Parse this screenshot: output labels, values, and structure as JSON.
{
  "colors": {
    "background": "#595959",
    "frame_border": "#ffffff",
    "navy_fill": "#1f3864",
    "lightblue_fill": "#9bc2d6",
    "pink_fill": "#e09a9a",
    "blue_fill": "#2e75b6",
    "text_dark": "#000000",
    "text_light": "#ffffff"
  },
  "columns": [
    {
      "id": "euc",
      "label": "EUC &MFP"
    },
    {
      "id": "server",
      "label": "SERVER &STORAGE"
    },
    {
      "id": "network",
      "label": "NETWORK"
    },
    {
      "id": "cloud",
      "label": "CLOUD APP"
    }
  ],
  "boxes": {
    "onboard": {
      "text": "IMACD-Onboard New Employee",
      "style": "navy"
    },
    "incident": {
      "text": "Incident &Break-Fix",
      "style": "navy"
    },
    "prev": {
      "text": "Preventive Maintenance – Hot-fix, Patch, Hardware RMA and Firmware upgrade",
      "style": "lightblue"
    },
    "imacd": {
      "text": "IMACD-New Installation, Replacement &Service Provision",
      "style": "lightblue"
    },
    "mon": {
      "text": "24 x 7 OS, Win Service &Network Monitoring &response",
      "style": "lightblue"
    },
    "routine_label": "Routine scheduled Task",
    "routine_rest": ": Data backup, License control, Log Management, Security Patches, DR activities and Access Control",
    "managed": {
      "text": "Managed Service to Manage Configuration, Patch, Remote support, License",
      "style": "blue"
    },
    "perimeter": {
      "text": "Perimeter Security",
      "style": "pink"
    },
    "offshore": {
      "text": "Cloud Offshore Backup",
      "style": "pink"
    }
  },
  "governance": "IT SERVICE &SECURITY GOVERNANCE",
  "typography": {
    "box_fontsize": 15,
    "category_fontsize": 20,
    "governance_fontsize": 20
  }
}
·····
◆ Task prompt
Take the material above and return all of it exactly.

◆ Exercise response
Parse this screenshot: output labels, values, and structure as JSON.
{
  "colors": {
    "background": "#595959",
    "frame_border": "#ffffff",
    "navy_fill": "#1f3864",
    "lightblue_fill": "#9bc2d6",
    "pink_fill": "#e09a9a",
    "blue_fill": "#2e75b6",
    "text_dark": "#000000",
    "text_light": "#ffffff"
  },
  "columns": [
    {
      "id": "euc",
      "label": "EUC &MFP"
    },
    {
      "id": "server",
      "label": "SERVER &STORAGE"
    },
    {
      "id": "network",
      "label": "NETWORK"
    },
    {
      "id": "cloud",
      "label": "CLOUD APP"
    }
  ],
  "boxes": {
    "onboard": {
      "text": "IMACD-Onboard New Employee",
      "style": "navy"
    },
    "incident": {
      "text": "Incident &Break-Fix",
      "style": "navy"
    },
    "prev": {
      "text": "Preventive Maintenance – Hot-fix, Patch, Hardware RMA and Firmware upgrade",
      "style": "lightblue"
    },
    "imacd": {
      "text": "IMACD-New Installation, Replacement &Service Provision",
      "style": "lightblue"
    },
    "mon": {
      "text": "24 x 7 OS, Win Service &Network Monitoring &response",
      "style": "lightblue"
    },
    "routine_label": "Routine scheduled Task",
    "routine_rest": ": Data backup, License control, Log Management, Security Patches, DR activities and Access Control",
    "managed": {
      "text": "Managed Service to Manage Configuration, Patch, Remote support, License",
      "style": "blue"
    },
    "perimeter": {
      "text": "Perimeter Security",
      "style": "pink"
    },
    "offshore": {
      "text": "Cloud Offshore Backup",
      "style": "pink"
    }
  },
  "governance": "IT SERVICE &SECURITY GOVERNANCE",
  "typography": {
    "box_fontsize": 15,
    "category_fontsize": 20,
    "governance_fontsize": 20
  }
}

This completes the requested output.